This exercise calls for copying every line below that holds the word "noord".

───── Exercise inputs

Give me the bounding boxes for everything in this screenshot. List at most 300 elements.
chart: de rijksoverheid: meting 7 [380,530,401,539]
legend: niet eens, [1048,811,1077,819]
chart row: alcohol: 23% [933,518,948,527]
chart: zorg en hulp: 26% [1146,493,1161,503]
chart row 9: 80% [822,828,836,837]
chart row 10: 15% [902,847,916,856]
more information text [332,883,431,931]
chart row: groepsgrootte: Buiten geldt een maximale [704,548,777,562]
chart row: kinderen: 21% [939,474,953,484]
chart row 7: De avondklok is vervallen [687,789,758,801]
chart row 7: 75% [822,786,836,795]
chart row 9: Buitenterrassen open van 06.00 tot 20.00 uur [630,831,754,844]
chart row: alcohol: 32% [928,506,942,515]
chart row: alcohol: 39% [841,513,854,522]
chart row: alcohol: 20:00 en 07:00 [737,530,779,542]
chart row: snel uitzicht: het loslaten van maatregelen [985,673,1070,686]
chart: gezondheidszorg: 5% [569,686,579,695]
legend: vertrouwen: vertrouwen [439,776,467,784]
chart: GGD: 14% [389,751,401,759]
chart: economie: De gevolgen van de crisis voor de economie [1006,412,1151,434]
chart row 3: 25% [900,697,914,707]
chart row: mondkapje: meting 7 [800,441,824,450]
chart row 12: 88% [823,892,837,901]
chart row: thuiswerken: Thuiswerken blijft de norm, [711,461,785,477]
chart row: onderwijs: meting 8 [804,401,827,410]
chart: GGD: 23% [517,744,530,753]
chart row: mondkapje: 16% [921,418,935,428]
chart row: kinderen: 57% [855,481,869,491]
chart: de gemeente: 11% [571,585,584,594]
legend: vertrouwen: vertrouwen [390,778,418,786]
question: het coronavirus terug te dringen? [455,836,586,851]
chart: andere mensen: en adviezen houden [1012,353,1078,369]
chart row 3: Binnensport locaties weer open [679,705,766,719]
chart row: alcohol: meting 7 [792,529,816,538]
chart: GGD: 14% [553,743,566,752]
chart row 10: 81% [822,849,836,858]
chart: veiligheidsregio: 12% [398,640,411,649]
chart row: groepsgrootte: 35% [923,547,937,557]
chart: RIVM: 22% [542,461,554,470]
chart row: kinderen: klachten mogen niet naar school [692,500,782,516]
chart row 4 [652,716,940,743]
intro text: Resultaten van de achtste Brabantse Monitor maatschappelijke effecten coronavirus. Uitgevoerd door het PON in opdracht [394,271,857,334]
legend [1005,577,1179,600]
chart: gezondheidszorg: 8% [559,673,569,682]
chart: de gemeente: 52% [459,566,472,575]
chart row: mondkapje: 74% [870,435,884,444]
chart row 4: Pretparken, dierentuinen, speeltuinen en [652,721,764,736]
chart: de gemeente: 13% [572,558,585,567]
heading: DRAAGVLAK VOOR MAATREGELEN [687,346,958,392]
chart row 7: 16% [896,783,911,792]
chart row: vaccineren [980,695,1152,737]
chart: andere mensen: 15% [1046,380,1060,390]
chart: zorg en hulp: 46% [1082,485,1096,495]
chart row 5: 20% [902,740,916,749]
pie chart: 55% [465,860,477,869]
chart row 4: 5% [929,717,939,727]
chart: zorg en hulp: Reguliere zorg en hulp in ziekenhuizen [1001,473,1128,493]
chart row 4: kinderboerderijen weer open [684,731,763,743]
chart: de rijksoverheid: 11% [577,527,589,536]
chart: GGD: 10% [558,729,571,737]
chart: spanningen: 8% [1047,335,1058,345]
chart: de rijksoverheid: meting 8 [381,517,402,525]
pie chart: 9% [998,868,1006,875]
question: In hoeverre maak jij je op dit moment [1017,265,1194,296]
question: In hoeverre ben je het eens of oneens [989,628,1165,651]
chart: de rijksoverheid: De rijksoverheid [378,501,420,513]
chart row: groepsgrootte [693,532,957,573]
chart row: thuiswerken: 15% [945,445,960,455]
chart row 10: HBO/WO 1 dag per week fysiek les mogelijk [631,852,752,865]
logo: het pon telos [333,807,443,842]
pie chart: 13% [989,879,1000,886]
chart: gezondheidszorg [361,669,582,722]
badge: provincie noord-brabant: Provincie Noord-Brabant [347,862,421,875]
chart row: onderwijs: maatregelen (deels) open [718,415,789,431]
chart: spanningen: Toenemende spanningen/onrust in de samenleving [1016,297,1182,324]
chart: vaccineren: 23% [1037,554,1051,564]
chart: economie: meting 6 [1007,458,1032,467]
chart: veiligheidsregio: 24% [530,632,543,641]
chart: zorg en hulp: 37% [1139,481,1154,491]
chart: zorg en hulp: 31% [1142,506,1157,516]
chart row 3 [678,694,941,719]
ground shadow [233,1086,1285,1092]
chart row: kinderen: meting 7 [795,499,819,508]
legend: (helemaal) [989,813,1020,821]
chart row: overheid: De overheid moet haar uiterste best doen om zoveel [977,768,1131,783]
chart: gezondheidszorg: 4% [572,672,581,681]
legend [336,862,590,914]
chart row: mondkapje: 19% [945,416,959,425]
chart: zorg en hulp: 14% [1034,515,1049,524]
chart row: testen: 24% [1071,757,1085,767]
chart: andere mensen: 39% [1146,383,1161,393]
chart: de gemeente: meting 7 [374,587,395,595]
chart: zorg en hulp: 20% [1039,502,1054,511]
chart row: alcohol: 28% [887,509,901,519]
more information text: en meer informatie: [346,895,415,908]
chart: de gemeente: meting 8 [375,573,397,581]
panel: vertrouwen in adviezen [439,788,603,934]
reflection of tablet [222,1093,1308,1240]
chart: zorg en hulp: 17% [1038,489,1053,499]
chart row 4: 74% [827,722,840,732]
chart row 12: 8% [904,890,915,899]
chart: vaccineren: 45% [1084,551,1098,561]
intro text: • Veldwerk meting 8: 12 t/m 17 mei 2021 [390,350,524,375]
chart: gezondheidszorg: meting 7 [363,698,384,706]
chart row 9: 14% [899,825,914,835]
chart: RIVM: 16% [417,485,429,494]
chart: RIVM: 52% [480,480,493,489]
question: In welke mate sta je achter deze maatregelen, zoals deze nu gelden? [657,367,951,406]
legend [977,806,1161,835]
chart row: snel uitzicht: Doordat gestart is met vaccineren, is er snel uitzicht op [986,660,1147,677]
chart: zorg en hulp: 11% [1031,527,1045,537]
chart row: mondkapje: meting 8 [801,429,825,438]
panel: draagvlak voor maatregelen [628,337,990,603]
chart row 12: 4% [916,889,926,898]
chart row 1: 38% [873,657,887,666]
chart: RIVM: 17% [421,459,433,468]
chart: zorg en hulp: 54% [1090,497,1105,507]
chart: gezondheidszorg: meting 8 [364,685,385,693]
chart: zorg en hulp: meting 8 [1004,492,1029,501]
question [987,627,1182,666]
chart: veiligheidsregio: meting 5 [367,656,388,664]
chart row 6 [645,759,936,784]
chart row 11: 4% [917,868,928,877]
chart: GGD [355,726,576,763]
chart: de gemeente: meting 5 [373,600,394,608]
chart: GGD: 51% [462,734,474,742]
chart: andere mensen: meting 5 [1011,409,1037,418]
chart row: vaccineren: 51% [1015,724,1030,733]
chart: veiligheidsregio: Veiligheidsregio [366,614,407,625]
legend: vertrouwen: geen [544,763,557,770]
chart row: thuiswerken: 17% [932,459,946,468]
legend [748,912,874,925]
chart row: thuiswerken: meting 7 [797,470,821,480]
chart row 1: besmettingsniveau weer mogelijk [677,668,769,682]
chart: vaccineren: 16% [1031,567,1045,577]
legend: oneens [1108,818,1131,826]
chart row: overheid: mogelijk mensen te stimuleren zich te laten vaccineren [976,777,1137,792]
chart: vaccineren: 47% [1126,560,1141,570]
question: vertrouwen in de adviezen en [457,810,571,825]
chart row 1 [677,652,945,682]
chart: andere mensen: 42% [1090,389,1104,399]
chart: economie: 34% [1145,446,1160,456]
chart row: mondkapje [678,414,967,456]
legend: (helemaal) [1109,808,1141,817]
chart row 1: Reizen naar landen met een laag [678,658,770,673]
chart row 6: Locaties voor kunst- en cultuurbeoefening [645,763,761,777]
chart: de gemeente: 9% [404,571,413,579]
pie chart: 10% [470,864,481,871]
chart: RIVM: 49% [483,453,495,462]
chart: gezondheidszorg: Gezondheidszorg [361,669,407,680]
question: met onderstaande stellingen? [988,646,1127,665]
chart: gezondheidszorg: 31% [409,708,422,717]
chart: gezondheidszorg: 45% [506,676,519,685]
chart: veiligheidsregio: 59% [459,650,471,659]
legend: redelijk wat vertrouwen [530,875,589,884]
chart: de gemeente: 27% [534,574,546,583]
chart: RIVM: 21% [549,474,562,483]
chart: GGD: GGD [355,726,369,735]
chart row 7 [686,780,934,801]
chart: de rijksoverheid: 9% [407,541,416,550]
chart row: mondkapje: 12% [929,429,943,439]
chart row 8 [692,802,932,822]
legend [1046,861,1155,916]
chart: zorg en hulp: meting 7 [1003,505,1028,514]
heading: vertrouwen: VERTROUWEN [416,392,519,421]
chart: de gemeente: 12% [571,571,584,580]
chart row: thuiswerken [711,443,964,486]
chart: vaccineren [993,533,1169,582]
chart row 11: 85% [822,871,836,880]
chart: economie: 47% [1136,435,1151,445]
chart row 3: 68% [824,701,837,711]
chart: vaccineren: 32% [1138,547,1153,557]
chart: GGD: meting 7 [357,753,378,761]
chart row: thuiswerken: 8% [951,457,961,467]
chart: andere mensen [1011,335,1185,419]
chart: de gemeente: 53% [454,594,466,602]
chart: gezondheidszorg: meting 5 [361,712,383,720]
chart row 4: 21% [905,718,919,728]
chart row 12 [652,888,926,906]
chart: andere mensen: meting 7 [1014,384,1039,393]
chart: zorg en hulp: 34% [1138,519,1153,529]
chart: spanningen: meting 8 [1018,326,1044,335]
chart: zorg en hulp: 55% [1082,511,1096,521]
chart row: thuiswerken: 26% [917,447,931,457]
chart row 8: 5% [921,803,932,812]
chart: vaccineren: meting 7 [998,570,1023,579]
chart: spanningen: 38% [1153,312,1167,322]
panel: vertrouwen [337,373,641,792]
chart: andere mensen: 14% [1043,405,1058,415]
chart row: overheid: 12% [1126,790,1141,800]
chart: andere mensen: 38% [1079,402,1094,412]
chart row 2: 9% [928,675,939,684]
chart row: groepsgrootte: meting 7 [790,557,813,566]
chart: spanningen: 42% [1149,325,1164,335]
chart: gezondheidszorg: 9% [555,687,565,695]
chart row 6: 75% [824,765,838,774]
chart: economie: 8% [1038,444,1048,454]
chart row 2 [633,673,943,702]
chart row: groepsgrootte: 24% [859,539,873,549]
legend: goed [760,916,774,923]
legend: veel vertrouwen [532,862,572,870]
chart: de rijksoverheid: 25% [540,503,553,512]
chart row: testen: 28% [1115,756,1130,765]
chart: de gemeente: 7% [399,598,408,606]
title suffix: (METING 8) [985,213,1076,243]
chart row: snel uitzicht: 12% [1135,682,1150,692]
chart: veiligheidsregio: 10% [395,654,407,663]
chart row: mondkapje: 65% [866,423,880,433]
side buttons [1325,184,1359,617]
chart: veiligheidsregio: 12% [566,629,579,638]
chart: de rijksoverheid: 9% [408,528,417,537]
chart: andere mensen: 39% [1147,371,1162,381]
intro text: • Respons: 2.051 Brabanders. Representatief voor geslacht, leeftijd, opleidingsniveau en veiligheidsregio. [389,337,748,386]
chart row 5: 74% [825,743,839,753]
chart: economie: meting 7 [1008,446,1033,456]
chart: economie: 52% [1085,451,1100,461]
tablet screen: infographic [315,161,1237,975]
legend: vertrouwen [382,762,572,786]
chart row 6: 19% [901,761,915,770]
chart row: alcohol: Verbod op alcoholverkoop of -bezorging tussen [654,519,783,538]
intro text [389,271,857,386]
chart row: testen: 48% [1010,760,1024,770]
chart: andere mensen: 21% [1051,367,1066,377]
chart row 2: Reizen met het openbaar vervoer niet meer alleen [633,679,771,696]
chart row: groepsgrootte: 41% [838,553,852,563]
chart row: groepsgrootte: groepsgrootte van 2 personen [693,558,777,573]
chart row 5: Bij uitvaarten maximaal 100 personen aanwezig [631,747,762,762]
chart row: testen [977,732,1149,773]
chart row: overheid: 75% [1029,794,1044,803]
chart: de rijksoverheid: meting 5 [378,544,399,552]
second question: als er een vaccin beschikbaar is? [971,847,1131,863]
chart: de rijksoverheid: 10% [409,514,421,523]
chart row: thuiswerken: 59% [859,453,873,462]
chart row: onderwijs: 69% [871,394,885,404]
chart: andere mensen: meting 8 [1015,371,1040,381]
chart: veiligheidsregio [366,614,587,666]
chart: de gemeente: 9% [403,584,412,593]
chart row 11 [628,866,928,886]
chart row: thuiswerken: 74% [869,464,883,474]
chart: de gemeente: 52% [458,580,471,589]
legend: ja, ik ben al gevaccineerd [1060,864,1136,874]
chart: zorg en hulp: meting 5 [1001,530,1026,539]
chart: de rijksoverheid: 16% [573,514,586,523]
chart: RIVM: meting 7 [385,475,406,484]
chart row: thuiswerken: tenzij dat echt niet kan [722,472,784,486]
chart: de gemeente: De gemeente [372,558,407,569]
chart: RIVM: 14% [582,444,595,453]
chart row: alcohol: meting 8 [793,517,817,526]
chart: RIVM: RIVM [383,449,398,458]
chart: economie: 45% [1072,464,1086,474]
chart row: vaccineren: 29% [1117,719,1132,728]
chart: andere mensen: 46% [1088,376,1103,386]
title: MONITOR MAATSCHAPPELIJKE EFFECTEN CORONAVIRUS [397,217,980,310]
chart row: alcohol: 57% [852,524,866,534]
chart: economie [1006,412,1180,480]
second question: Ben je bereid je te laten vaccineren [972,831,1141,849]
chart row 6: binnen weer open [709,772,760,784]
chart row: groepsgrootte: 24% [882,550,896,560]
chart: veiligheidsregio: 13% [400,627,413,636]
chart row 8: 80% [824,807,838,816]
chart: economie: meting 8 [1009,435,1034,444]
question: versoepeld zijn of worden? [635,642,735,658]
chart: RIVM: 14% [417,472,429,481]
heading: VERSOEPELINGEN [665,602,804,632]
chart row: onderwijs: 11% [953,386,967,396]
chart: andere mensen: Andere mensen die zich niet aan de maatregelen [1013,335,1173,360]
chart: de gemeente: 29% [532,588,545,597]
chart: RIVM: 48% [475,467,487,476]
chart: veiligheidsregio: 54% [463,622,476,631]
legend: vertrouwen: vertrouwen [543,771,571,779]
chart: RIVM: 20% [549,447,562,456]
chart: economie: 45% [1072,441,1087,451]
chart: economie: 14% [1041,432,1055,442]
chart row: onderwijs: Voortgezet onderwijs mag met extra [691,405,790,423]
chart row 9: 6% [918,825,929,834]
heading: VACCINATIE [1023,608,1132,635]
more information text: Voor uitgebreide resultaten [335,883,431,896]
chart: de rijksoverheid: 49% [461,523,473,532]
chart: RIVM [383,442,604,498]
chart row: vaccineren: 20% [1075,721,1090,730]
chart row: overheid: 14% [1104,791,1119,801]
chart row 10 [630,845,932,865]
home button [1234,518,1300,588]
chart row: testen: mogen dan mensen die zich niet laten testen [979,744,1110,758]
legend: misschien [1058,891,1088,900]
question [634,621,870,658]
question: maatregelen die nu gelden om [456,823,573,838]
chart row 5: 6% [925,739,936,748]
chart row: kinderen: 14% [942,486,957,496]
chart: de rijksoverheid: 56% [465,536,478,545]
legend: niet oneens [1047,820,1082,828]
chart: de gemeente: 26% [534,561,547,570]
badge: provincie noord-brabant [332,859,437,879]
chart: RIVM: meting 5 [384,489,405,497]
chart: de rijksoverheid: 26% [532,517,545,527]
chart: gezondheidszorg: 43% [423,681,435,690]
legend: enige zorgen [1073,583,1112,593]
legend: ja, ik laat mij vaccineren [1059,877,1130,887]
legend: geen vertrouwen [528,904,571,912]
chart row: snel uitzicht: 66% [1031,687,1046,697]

──────────

● **Exercise solution**
badge: provincie noord-brabant: Provincie Noord-Brabant [347,862,421,875]
badge: provincie noord-brabant [332,859,437,879]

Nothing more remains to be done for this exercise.